Rows from a dataset:
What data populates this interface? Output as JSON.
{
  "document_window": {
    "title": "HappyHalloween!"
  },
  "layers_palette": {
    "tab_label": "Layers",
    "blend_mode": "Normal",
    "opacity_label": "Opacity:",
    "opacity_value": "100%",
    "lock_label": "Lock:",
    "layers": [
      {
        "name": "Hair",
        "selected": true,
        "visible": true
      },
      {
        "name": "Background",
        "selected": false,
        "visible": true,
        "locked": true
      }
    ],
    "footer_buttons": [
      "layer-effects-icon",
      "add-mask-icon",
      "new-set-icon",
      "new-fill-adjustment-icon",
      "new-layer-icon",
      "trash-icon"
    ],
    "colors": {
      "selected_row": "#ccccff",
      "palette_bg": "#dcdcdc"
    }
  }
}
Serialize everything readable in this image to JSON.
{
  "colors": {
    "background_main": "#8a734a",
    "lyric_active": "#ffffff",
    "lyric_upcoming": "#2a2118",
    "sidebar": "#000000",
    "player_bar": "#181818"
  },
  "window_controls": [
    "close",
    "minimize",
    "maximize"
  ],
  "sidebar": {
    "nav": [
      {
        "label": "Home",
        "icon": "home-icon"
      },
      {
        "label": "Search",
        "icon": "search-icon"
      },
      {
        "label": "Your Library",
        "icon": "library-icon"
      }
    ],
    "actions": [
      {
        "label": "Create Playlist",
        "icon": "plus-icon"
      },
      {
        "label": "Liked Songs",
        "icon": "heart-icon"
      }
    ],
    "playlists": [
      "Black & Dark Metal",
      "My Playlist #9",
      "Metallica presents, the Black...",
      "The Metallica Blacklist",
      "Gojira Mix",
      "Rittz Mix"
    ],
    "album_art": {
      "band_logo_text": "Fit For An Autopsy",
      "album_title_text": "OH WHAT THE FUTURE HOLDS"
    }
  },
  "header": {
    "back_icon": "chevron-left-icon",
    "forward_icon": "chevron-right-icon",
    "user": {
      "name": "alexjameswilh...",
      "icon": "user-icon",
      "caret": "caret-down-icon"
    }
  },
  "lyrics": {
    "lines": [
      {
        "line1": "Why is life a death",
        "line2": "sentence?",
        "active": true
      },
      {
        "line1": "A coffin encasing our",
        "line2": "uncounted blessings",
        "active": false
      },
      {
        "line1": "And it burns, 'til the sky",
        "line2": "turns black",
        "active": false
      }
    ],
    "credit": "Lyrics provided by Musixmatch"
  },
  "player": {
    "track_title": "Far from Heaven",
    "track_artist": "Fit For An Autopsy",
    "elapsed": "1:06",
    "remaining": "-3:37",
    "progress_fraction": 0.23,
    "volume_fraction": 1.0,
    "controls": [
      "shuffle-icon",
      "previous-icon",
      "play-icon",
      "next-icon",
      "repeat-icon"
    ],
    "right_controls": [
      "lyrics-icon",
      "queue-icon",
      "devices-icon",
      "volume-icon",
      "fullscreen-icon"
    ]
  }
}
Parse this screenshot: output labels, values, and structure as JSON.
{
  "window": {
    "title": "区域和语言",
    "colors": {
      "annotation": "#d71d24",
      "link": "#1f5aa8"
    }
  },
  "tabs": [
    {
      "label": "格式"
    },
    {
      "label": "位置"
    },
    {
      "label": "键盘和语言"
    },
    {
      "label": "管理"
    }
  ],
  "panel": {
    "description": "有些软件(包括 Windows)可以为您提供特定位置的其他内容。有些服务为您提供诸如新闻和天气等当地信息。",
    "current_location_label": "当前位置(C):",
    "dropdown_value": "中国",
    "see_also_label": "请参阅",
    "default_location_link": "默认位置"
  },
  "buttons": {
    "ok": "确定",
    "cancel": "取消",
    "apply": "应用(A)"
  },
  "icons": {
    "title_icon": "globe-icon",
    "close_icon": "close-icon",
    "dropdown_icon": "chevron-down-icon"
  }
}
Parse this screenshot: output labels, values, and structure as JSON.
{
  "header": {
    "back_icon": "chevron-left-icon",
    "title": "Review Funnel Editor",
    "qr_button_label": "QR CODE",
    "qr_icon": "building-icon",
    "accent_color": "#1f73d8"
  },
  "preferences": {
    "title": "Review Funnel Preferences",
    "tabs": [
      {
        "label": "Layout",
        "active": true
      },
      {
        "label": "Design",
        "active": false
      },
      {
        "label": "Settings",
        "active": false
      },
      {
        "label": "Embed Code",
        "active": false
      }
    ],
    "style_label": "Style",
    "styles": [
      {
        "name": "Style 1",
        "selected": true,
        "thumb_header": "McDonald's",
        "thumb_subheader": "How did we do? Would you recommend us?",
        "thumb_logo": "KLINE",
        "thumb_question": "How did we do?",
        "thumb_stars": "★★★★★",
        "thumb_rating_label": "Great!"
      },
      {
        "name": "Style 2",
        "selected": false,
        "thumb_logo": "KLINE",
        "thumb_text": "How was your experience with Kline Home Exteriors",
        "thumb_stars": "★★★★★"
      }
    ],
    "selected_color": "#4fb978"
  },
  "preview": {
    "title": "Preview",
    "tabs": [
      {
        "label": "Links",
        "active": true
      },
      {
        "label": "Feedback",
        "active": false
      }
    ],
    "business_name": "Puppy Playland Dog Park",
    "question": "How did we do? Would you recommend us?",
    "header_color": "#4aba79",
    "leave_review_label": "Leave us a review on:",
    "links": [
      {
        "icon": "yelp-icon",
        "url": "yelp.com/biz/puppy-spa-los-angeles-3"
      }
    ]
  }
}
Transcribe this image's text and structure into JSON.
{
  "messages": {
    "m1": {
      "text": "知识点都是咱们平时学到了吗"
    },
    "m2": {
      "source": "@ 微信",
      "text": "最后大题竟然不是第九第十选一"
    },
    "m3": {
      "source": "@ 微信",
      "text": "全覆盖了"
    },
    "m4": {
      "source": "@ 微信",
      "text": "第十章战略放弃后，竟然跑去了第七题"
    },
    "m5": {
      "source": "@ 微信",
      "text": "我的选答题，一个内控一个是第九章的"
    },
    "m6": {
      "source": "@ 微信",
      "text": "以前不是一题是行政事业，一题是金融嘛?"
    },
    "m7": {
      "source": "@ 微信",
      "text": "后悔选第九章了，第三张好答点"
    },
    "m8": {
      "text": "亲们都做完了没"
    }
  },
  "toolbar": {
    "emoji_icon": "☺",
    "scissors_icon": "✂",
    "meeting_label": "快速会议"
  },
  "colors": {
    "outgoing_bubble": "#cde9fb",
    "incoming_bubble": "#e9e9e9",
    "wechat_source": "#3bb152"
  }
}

--- Exercise directions ---
Write out the full set of records exactly as given.

--- Task answer ---
What data populates this interface? Output as JSON.
{
  "document_window": {
    "title": "HappyHalloween!"
  },
  "layers_palette": {
    "tab_label": "Layers",
    "blend_mode": "Normal",
    "opacity_label": "Opacity:",
    "opacity_value": "100%",
    "lock_label": "Lock:",
    "layers": [
      {
        "name": "Hair",
        "selected": true,
        "visible": true
      },
      {
        "name": "Background",
        "selected": false,
        "visible": true,
        "locked": true
      }
    ],
    "footer_buttons": [
      "layer-effects-icon",
      "add-mask-icon",
      "new-set-icon",
      "new-fill-adjustment-icon",
      "new-layer-icon",
      "trash-icon"
    ],
    "colors": {
      "selected_row": "#ccccff",
      "palette_bg": "#dcdcdc"
    }
  }
}
Serialize everything readable in this image to JSON.
{
  "colors": {
    "background_main": "#8a734a",
    "lyric_active": "#ffffff",
    "lyric_upcoming": "#2a2118",
    "sidebar": "#000000",
    "player_bar": "#181818"
  },
  "window_controls": [
    "close",
    "minimize",
    "maximize"
  ],
  "sidebar": {
    "nav": [
      {
        "label": "Home",
        "icon": "home-icon"
      },
      {
        "label": "Search",
        "icon": "search-icon"
      },
      {
        "label": "Your Library",
        "icon": "library-icon"
      }
    ],
    "actions": [
      {
        "label": "Create Playlist",
        "icon": "plus-icon"
      },
      {
        "label": "Liked Songs",
        "icon": "heart-icon"
      }
    ],
    "playlists": [
      "Black & Dark Metal",
      "My Playlist #9",
      "Metallica presents, the Black...",
      "The Metallica Blacklist",
      "Gojira Mix",
      "Rittz Mix"
    ],
    "album_art": {
      "band_logo_text": "Fit For An Autopsy",
      "album_title_text": "OH WHAT THE FUTURE HOLDS"
    }
  },
  "header": {
    "back_icon": "chevron-left-icon",
    "forward_icon": "chevron-right-icon",
    "user": {
      "name": "alexjameswilh...",
      "icon": "user-icon",
      "caret": "caret-down-icon"
    }
  },
  "lyrics": {
    "lines": [
      {
        "line1": "Why is life a death",
        "line2": "sentence?",
        "active": true
      },
      {
        "line1": "A coffin encasing our",
        "line2": "uncounted blessings",
        "active": false
      },
      {
        "line1": "And it burns, 'til the sky",
        "line2": "turns black",
        "active": false
      }
    ],
    "credit": "Lyrics provided by Musixmatch"
  },
  "player": {
    "track_title": "Far from Heaven",
    "track_artist": "Fit For An Autopsy",
    "elapsed": "1:06",
    "remaining": "-3:37",
    "progress_fraction": 0.23,
    "volume_fraction": 1.0,
    "controls": [
      "shuffle-icon",
      "previous-icon",
      "play-icon",
      "next-icon",
      "repeat-icon"
    ],
    "right_controls": [
      "lyrics-icon",
      "queue-icon",
      "devices-icon",
      "volume-icon",
      "fullscreen-icon"
    ]
  }
}
Parse this screenshot: output labels, values, and structure as JSON.
{
  "window": {
    "title": "区域和语言",
    "colors": {
      "annotation": "#d71d24",
      "link": "#1f5aa8"
    }
  },
  "tabs": [
    {
      "label": "格式"
    },
    {
      "label": "位置"
    },
    {
      "label": "键盘和语言"
    },
    {
      "label": "管理"
    }
  ],
  "panel": {
    "description": "有些软件(包括 Windows)可以为您提供特定位置的其他内容。有些服务为您提供诸如新闻和天气等当地信息。",
    "current_location_label": "当前位置(C):",
    "dropdown_value": "中国",
    "see_also_label": "请参阅",
    "default_location_link": "默认位置"
  },
  "buttons": {
    "ok": "确定",
    "cancel": "取消",
    "apply": "应用(A)"
  },
  "icons": {
    "title_icon": "globe-icon",
    "close_icon": "close-icon",
    "dropdown_icon": "chevron-down-icon"
  }
}
Parse this screenshot: output labels, values, and structure as JSON.
{
  "header": {
    "back_icon": "chevron-left-icon",
    "title": "Review Funnel Editor",
    "qr_button_label": "QR CODE",
    "qr_icon": "building-icon",
    "accent_color": "#1f73d8"
  },
  "preferences": {
    "title": "Review Funnel Preferences",
    "tabs": [
      {
        "label": "Layout",
        "active": true
      },
      {
        "label": "Design",
        "active": false
      },
      {
        "label": "Settings",
        "active": false
      },
      {
        "label": "Embed Code",
        "active": false
      }
    ],
    "style_label": "Style",
    "styles": [
      {
        "name": "Style 1",
        "selected": true,
        "thumb_header": "McDonald's",
        "thumb_subheader": "How did we do? Would you recommend us?",
        "thumb_logo": "KLINE",
        "thumb_question": "How did we do?",
        "thumb_stars": "★★★★★",
        "thumb_rating_label": "Great!"
      },
      {
        "name": "Style 2",
        "selected": false,
        "thumb_logo": "KLINE",
        "thumb_text": "How was your experience with Kline Home Exteriors",
        "thumb_stars": "★★★★★"
      }
    ],
    "selected_color": "#4fb978"
  },
  "preview": {
    "title": "Preview",
    "tabs": [
      {
        "label": "Links",
        "active": true
      },
      {
        "label": "Feedback",
        "active": false
      }
    ],
    "business_name": "Puppy Playland Dog Park",
    "question": "How did we do? Would you recommend us?",
    "header_color": "#4aba79",
    "leave_review_label": "Leave us a review on:",
    "links": [
      {
        "icon": "yelp-icon",
        "url": "yelp.com/biz/puppy-spa-los-angeles-3"
      }
    ]
  }
}
Transcribe this image's text and structure into JSON.
{
  "messages": {
    "m1": {
      "text": "知识点都是咱们平时学到了吗"
    },
    "m2": {
      "source": "@ 微信",
      "text": "最后大题竟然不是第九第十选一"
    },
    "m3": {
      "source": "@ 微信",
      "text": "全覆盖了"
    },
    "m4": {
      "source": "@ 微信",
      "text": "第十章战略放弃后，竟然跑去了第七题"
    },
    "m5": {
      "source": "@ 微信",
      "text": "我的选答题，一个内控一个是第九章的"
    },
    "m6": {
      "source": "@ 微信",
      "text": "以前不是一题是行政事业，一题是金融嘛?"
    },
    "m7": {
      "source": "@ 微信",
      "text": "后悔选第九章了，第三张好答点"
    },
    "m8": {
      "text": "亲们都做完了没"
    }
  },
  "toolbar": {
    "emoji_icon": "☺",
    "scissors_icon": "✂",
    "meeting_label": "快速会议"
  },
  "colors": {
    "outgoing_bubble": "#cde9fb",
    "incoming_bubble": "#e9e9e9",
    "wechat_source": "#3bb152"
  }
}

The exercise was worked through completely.